Prompt -
Pick out all lines of the entries that include the word "Союза" and copy them.

----

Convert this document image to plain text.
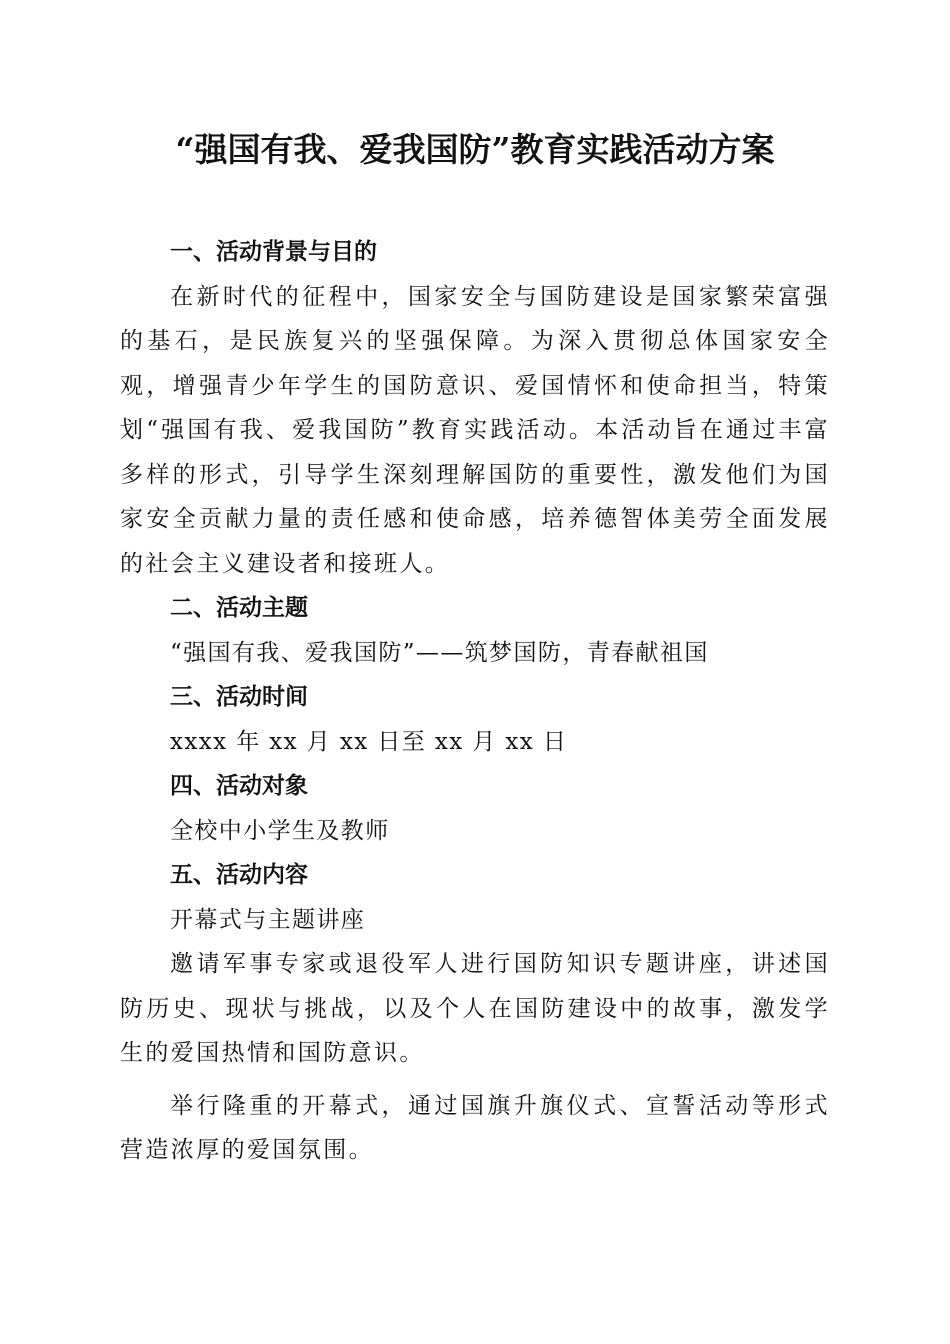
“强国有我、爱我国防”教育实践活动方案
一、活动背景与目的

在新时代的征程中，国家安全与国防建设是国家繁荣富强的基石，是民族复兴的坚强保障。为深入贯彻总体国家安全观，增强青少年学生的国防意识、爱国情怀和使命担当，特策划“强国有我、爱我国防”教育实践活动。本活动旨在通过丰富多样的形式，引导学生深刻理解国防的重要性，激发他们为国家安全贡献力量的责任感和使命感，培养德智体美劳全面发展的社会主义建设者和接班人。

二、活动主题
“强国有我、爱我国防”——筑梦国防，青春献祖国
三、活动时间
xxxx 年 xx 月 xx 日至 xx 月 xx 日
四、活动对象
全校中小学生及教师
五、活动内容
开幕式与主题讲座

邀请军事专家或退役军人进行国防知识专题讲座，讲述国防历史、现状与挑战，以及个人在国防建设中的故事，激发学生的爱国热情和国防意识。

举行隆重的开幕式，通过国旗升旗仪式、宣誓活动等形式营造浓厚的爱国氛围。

----

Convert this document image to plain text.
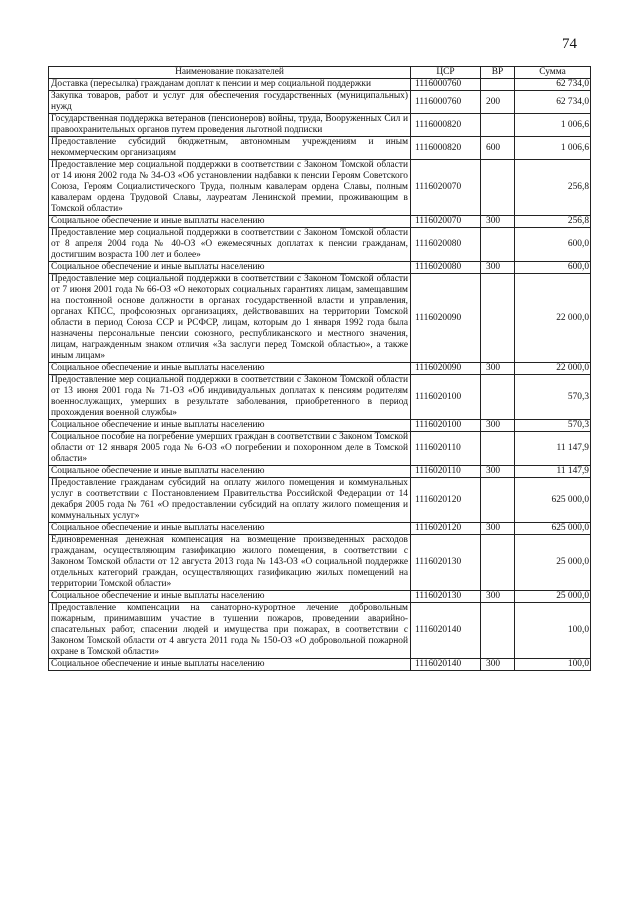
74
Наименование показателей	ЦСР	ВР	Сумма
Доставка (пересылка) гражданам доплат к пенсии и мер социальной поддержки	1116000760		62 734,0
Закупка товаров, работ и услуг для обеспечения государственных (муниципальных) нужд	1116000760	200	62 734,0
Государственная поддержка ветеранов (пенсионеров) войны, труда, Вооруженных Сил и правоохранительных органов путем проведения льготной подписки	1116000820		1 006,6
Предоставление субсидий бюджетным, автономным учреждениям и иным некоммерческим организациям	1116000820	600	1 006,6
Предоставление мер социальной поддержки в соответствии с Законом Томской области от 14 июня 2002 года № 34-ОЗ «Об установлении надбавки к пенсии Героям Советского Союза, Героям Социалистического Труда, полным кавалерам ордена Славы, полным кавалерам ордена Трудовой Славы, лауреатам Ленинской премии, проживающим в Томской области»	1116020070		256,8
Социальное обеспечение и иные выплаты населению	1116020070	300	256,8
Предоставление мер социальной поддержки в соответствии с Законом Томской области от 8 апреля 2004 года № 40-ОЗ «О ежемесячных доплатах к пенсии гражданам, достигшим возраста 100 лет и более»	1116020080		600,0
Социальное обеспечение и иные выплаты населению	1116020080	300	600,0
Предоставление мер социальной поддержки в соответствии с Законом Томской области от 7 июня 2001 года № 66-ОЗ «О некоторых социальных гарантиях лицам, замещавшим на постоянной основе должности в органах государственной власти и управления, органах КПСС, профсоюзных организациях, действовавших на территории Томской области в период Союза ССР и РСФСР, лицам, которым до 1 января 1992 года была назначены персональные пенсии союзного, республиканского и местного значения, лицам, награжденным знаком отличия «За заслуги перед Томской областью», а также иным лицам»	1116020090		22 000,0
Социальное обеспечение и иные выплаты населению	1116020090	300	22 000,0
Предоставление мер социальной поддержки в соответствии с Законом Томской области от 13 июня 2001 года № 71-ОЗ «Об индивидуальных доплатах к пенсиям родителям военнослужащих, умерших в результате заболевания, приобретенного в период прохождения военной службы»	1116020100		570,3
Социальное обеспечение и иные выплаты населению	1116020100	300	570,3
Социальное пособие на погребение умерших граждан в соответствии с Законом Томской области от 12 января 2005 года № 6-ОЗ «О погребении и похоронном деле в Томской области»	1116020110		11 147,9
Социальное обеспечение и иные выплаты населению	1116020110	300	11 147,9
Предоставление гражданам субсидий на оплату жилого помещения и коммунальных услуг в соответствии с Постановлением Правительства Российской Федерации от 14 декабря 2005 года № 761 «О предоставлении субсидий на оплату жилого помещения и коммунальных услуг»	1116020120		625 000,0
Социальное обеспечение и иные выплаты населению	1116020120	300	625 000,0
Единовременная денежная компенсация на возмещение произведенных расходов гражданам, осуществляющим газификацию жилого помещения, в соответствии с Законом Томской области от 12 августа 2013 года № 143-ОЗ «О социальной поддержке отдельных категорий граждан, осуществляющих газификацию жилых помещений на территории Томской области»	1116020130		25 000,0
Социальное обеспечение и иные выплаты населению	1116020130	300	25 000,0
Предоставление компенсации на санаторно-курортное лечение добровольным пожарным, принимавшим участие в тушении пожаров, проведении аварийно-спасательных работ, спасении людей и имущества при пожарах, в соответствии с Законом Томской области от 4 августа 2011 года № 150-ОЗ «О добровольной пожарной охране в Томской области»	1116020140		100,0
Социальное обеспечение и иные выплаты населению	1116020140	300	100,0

----

Answer to this task -
Предоставление мер социальной поддержки в соответствии с Законом Томской области от 14 июня 2002 года № 34-ОЗ «Об установлении надбавки к пенсии Героям Советского Союза, Героям Социалистического Труда, полным кавалерам ордена Славы, полным кавалерам ордена Трудовой Славы, лауреатам Ленинской премии, проживающим в Томской области»	1116020070		256,8
Предоставление мер социальной поддержки в соответствии с Законом Томской области от 7 июня 2001 года № 66-ОЗ «О некоторых социальных гарантиях лицам, замещавшим на постоянной основе должности в органах государственной власти и управления, органах КПСС, профсоюзных организациях, действовавших на территории Томской области в период Союза ССР и РСФСР, лицам, которым до 1 января 1992 года была назначены персональные пенсии союзного, республиканского и местного значения, лицам, награжденным знаком отличия «За заслуги перед Томской областью», а также иным лицам»	1116020090		22 000,0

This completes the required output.